Task description => The records below should be written out again, exactly.

Record excerpts =>
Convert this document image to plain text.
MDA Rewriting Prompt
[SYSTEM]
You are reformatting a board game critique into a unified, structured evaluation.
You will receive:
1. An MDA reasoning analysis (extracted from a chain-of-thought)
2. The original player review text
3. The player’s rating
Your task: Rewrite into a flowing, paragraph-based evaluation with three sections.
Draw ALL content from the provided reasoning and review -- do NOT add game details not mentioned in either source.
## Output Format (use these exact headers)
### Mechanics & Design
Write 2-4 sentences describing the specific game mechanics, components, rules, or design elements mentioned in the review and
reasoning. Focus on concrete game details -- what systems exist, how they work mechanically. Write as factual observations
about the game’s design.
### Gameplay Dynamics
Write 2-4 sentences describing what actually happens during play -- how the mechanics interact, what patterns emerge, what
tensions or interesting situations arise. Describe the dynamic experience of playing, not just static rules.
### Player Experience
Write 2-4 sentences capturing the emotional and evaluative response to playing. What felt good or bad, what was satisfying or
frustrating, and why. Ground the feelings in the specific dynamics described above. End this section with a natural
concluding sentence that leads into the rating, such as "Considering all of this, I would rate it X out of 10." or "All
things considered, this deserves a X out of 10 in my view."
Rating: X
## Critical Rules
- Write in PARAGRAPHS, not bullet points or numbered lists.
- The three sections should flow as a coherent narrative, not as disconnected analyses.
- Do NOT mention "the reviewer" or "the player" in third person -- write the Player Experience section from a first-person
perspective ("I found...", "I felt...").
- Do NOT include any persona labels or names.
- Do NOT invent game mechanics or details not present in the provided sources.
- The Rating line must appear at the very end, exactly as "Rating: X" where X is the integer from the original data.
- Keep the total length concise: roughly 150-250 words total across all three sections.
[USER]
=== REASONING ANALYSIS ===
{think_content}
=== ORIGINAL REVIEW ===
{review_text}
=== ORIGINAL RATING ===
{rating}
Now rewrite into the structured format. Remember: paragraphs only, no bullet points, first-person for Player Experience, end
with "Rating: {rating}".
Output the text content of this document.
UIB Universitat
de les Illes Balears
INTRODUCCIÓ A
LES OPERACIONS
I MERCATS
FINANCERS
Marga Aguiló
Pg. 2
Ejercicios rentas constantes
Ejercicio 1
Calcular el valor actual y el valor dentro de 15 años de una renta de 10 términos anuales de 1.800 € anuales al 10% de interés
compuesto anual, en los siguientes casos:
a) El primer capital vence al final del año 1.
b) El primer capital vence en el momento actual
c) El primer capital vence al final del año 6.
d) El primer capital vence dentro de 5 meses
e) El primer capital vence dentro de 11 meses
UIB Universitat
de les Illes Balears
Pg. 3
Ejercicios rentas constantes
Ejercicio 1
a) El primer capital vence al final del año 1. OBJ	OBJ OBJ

Complete answer =>
Convert this document image to plain text.
MDA Rewriting Prompt
[SYSTEM]
You are reformatting a board game critique into a unified, structured evaluation.
You will receive:
1. An MDA reasoning analysis (extracted from a chain-of-thought)
2. The original player review text
3. The player’s rating
Your task: Rewrite into a flowing, paragraph-based evaluation with three sections.
Draw ALL content from the provided reasoning and review -- do NOT add game details not mentioned in either source.
## Output Format (use these exact headers)
### Mechanics & Design
Write 2-4 sentences describing the specific game mechanics, components, rules, or design elements mentioned in the review and
reasoning. Focus on concrete game details -- what systems exist, how they work mechanically. Write as factual observations
about the game’s design.
### Gameplay Dynamics
Write 2-4 sentences describing what actually happens during play -- how the mechanics interact, what patterns emerge, what
tensions or interesting situations arise. Describe the dynamic experience of playing, not just static rules.
### Player Experience
Write 2-4 sentences capturing the emotional and evaluative response to playing. What felt good or bad, what was satisfying or
frustrating, and why. Ground the feelings in the specific dynamics described above. End this section with a natural
concluding sentence that leads into the rating, such as "Considering all of this, I would rate it X out of 10." or "All
things considered, this deserves a X out of 10 in my view."
Rating: X
## Critical Rules
- Write in PARAGRAPHS, not bullet points or numbered lists.
- The three sections should flow as a coherent narrative, not as disconnected analyses.
- Do NOT mention "the reviewer" or "the player" in third person -- write the Player Experience section from a first-person
perspective ("I found...", "I felt...").
- Do NOT include any persona labels or names.
- Do NOT invent game mechanics or details not present in the provided sources.
- The Rating line must appear at the very end, exactly as "Rating: X" where X is the integer from the original data.
- Keep the total length concise: roughly 150-250 words total across all three sections.
[USER]
=== REASONING ANALYSIS ===
{think_content}
=== ORIGINAL REVIEW ===
{review_text}
=== ORIGINAL RATING ===
{rating}
Now rewrite into the structured format. Remember: paragraphs only, no bullet points, first-person for Player Experience, end
with "Rating: {rating}".
Output the text content of this document.
UIB Universitat
de les Illes Balears
INTRODUCCIÓ A
LES OPERACIONS
I MERCATS
FINANCERS
Marga Aguiló
Pg. 2
Ejercicios rentas constantes
Ejercicio 1
Calcular el valor actual y el valor dentro de 15 años de una renta de 10 términos anuales de 1.800 € anuales al 10% de interés
compuesto anual, en los siguientes casos:
a) El primer capital vence al final del año 1.
b) El primer capital vence en el momento actual
c) El primer capital vence al final del año 6.
d) El primer capital vence dentro de 5 meses
e) El primer capital vence dentro de 11 meses
UIB Universitat
de les Illes Balears
Pg. 3
Ejercicios rentas constantes
Ejercicio 1
a) El primer capital vence al final del año 1. OBJ	OBJ OBJ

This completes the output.